==== Material supplied ====

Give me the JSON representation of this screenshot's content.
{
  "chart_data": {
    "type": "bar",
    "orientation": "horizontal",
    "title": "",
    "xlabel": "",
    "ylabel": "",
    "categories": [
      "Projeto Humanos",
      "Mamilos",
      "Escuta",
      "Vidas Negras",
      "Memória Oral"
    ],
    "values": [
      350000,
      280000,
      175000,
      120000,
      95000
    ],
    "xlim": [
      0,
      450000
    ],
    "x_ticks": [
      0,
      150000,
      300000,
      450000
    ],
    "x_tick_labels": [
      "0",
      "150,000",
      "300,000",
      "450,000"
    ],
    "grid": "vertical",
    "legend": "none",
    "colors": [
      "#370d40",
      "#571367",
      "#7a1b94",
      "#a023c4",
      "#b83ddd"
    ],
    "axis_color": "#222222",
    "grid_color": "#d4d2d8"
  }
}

====
==== Material supplied ====

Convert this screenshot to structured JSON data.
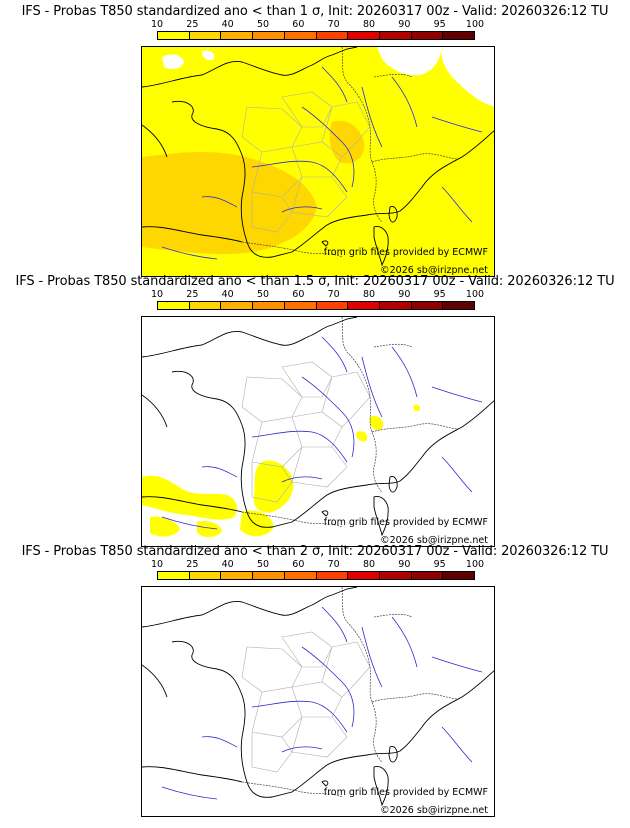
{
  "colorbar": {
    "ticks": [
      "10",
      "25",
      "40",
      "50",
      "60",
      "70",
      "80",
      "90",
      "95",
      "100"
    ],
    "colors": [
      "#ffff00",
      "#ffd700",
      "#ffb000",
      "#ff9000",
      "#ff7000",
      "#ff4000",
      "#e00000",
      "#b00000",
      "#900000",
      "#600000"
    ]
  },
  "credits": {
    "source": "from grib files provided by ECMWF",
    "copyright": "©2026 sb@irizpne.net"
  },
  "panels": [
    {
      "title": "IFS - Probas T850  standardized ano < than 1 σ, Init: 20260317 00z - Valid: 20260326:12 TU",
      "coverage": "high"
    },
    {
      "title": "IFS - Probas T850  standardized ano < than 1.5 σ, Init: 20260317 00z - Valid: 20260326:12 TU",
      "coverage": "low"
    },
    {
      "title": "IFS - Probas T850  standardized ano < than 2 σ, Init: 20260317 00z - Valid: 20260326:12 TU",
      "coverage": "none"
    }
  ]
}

====

== Stated exercise ==
Which lines contain the word "title"? Copy each one.

== Response below ==
    "title": "",
      "title": "IFS - Probas T850  standardized ano < than 1 σ, Init: 20260317 00z - Valid: 20260326:12 TU",
      "title": "IFS - Probas T850  standardized ano < than 1.5 σ, Init: 20260317 00z - Valid: 20260326:12 TU",
      "title": "IFS - Probas T850  standardized ano < than 2 σ, Init: 20260317 00z - Valid: 20260326:12 TU",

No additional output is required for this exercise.